## INSTRUCTIONS FOR THE TASK
Transcribe the material verbatim in full; the pictures do not belong in the copy.

## DATA ROWS
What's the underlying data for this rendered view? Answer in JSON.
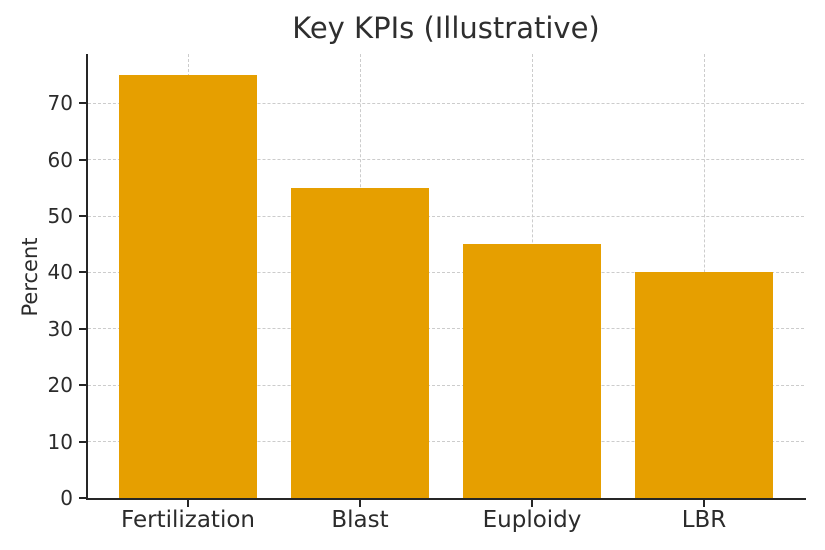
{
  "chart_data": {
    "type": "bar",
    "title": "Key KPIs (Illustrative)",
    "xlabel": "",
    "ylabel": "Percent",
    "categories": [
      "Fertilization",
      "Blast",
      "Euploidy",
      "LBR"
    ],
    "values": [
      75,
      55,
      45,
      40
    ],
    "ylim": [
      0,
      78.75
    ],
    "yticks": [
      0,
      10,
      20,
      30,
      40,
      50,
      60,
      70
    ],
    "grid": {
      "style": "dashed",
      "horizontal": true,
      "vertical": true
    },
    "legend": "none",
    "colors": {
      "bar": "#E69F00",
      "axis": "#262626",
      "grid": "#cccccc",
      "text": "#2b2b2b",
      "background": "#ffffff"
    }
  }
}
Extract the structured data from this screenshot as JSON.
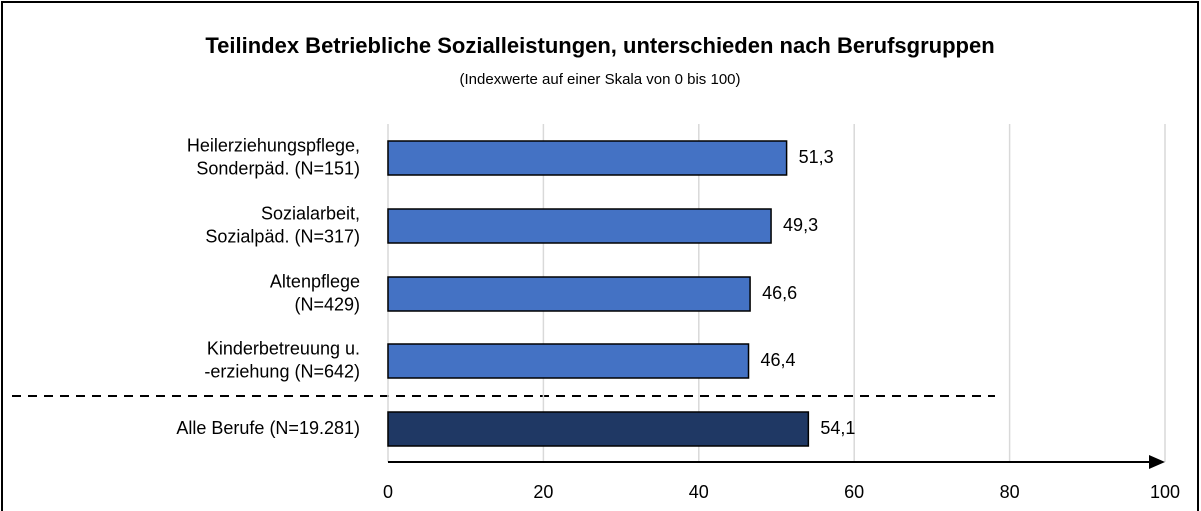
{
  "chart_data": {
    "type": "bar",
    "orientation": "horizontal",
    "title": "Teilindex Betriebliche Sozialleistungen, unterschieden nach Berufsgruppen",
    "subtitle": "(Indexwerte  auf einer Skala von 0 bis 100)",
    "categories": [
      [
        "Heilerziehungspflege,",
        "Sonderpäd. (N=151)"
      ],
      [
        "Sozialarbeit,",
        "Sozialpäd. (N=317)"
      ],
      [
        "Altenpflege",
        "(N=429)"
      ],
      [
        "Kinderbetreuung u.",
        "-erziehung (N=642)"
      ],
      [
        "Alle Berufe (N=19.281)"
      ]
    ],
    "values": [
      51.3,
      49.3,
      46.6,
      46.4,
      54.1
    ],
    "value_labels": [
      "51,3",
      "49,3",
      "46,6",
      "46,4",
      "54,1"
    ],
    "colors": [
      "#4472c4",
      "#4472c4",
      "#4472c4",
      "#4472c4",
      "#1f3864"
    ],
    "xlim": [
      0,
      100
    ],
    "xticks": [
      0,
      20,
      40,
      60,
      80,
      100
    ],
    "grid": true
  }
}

## TASK RESPONSE
What's the underlying data for this rendered view? Answer in JSON.
{
  "chart_data": {
    "type": "bar",
    "title": "Key KPIs (Illustrative)",
    "xlabel": "",
    "ylabel": "Percent",
    "categories": [
      "Fertilization",
      "Blast",
      "Euploidy",
      "LBR"
    ],
    "values": [
      75,
      55,
      45,
      40
    ],
    "ylim": [
      0,
      78.75
    ],
    "yticks": [
      0,
      10,
      20,
      30,
      40,
      50,
      60,
      70
    ],
    "grid": {
      "style": "dashed",
      "horizontal": true,
      "vertical": true
    },
    "legend": "none",
    "colors": {
      "bar": "#E69F00",
      "axis": "#262626",
      "grid": "#cccccc",
      "text": "#2b2b2b",
      "background": "#ffffff"
    }
  }
}
Extract the structured data from this screenshot as JSON.
{
  "chart_data": {
    "type": "bar",
    "orientation": "horizontal",
    "title": "Teilindex Betriebliche Sozialleistungen, unterschieden nach Berufsgruppen",
    "subtitle": "(Indexwerte  auf einer Skala von 0 bis 100)",
    "categories": [
      [
        "Heilerziehungspflege,",
        "Sonderpäd. (N=151)"
      ],
      [
        "Sozialarbeit,",
        "Sozialpäd. (N=317)"
      ],
      [
        "Altenpflege",
        "(N=429)"
      ],
      [
        "Kinderbetreuung u.",
        "-erziehung (N=642)"
      ],
      [
        "Alle Berufe (N=19.281)"
      ]
    ],
    "values": [
      51.3,
      49.3,
      46.6,
      46.4,
      54.1
    ],
    "value_labels": [
      "51,3",
      "49,3",
      "46,6",
      "46,4",
      "54,1"
    ],
    "colors": [
      "#4472c4",
      "#4472c4",
      "#4472c4",
      "#4472c4",
      "#1f3864"
    ],
    "xlim": [
      0,
      100
    ],
    "xticks": [
      0,
      20,
      40,
      60,
      80,
      100
    ],
    "grid": true
  }
}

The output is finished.